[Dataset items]
'''

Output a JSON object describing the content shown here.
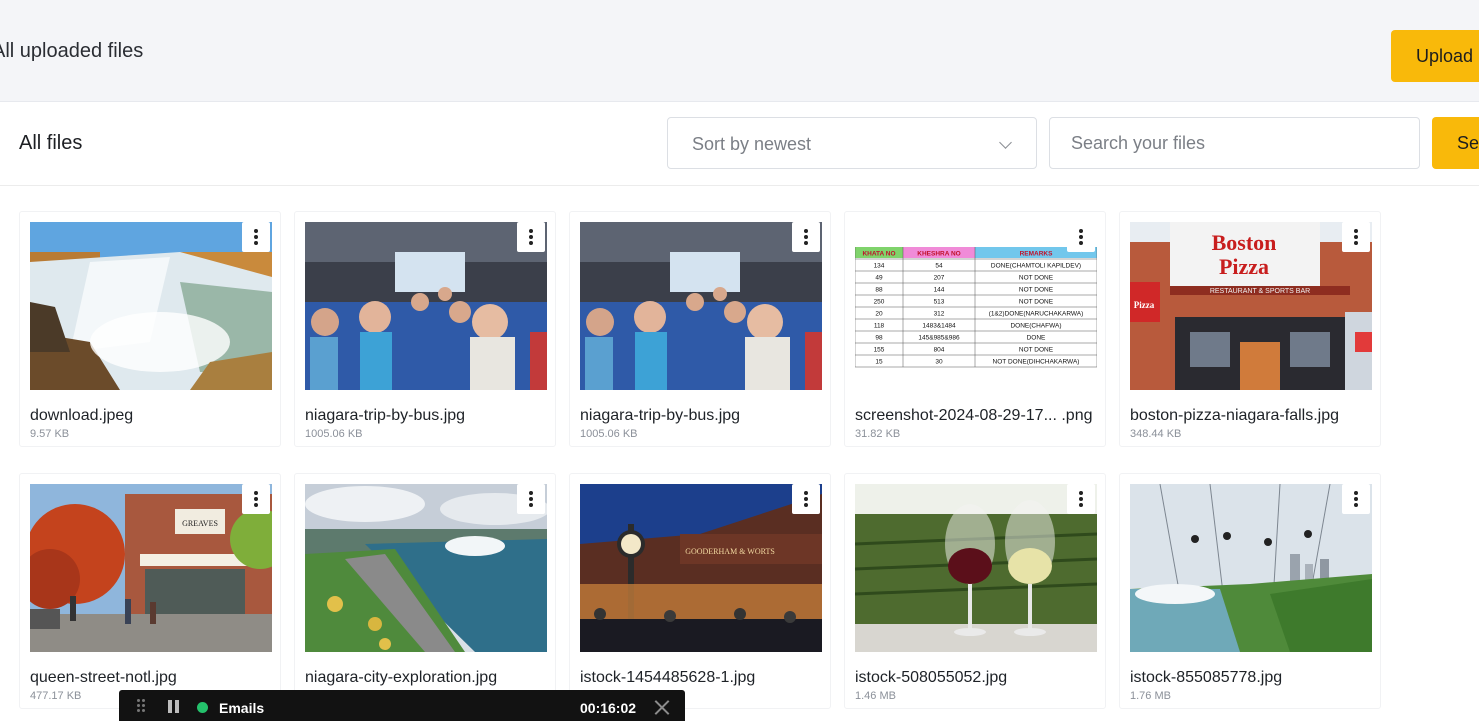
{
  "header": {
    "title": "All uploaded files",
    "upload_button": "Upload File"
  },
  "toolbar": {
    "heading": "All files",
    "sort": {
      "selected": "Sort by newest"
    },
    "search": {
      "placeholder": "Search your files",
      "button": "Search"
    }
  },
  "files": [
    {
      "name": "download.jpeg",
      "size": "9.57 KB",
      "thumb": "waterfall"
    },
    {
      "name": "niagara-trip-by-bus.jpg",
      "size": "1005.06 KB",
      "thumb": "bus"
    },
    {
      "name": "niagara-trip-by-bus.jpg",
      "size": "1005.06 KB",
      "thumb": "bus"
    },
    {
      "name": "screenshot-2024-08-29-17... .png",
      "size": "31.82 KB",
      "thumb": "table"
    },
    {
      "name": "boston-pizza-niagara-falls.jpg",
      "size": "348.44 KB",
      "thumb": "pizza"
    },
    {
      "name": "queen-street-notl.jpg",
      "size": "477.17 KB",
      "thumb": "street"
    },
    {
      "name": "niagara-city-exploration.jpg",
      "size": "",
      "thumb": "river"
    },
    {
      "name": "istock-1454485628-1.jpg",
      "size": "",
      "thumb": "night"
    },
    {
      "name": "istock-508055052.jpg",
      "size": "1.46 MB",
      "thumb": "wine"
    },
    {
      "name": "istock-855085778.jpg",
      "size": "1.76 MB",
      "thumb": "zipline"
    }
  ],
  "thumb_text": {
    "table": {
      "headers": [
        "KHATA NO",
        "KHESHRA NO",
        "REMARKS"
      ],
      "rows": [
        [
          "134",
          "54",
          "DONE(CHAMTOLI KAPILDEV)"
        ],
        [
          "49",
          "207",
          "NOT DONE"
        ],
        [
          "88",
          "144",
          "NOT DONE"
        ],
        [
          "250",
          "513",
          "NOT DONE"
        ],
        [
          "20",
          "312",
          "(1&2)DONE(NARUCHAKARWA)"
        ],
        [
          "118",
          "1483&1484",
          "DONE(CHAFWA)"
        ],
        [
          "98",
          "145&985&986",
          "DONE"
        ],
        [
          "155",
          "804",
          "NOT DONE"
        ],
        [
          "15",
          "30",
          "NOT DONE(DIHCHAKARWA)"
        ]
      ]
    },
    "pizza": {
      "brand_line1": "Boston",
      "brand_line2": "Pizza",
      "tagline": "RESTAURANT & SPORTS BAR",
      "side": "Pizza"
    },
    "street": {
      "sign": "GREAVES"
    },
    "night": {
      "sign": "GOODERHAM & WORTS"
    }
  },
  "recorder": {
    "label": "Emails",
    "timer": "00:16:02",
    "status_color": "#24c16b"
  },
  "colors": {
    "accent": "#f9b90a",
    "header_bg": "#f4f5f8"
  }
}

'''
'''

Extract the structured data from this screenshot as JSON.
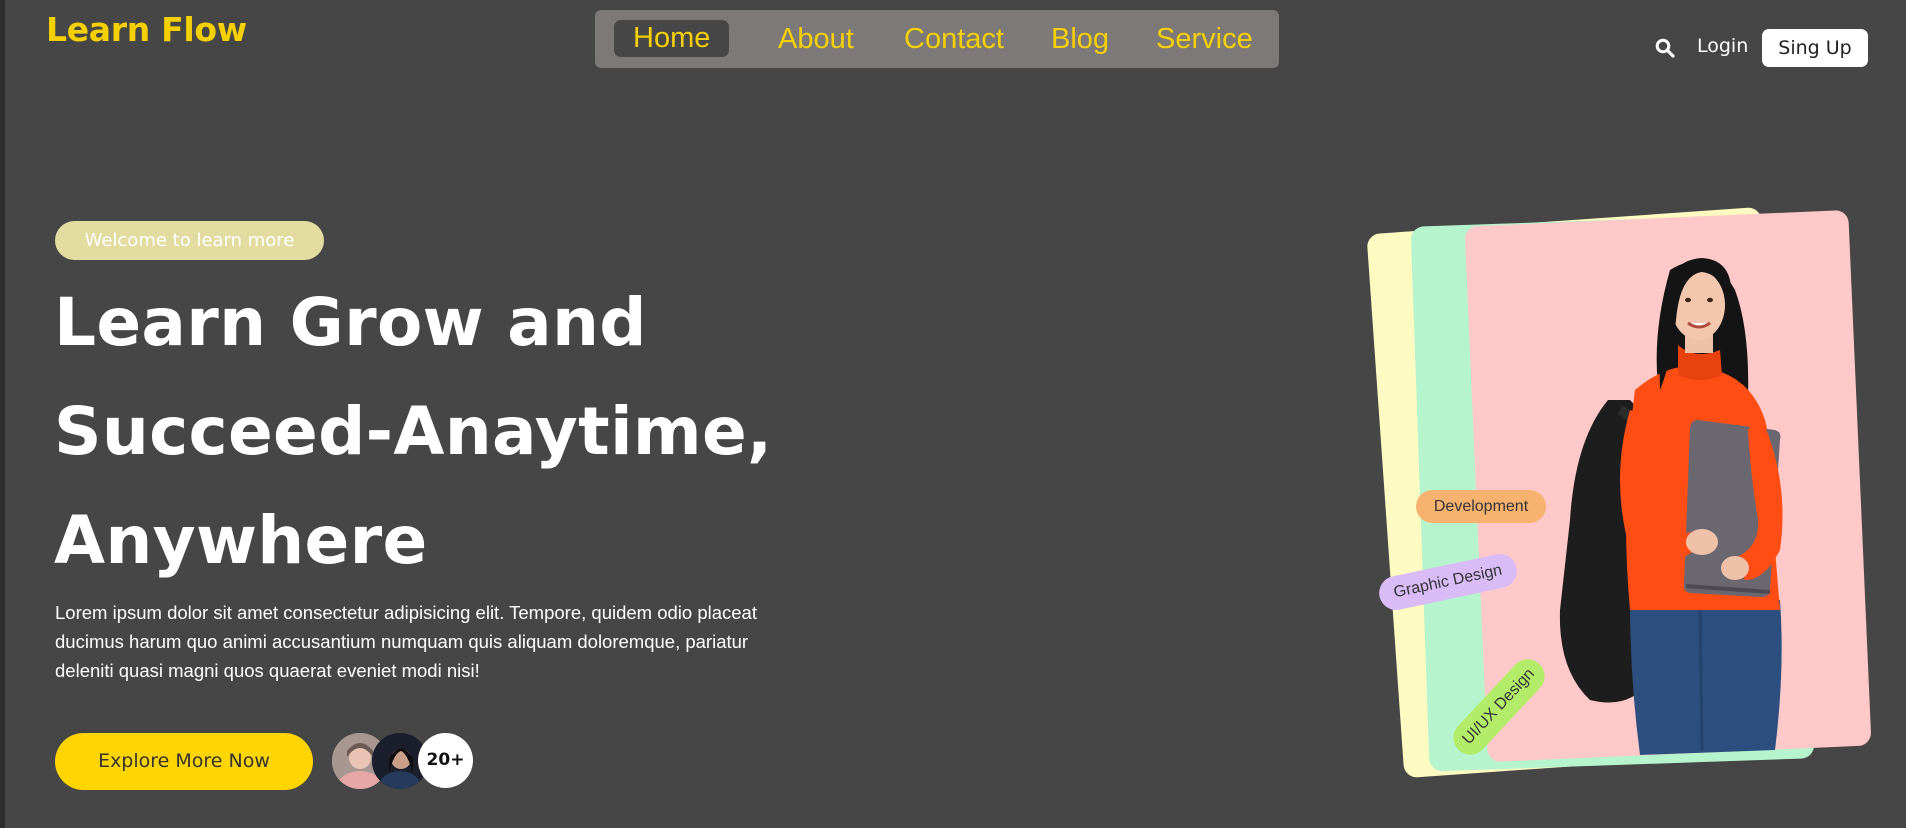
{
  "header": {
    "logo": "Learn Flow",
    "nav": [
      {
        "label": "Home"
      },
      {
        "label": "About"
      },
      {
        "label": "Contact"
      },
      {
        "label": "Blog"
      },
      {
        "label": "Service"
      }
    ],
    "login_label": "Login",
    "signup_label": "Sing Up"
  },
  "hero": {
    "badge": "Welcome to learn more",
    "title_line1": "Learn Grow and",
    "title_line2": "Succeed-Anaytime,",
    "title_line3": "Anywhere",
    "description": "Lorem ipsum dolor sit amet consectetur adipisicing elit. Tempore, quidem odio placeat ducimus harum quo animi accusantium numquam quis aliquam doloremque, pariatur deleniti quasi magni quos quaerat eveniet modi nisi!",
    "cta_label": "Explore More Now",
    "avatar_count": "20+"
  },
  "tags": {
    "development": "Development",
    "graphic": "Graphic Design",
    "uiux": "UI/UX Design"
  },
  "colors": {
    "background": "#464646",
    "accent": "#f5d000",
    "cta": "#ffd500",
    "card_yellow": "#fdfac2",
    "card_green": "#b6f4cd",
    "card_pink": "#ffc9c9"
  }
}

'''

» PROBLEM:
Pick each line holding the word "screenshot" out of the data and copy it.

» RESPONSE TO THIS EXERCISE:
      "name": "screenshot-2024-08-29-17... .png",
Extract the structured data from this screenshot as JSON.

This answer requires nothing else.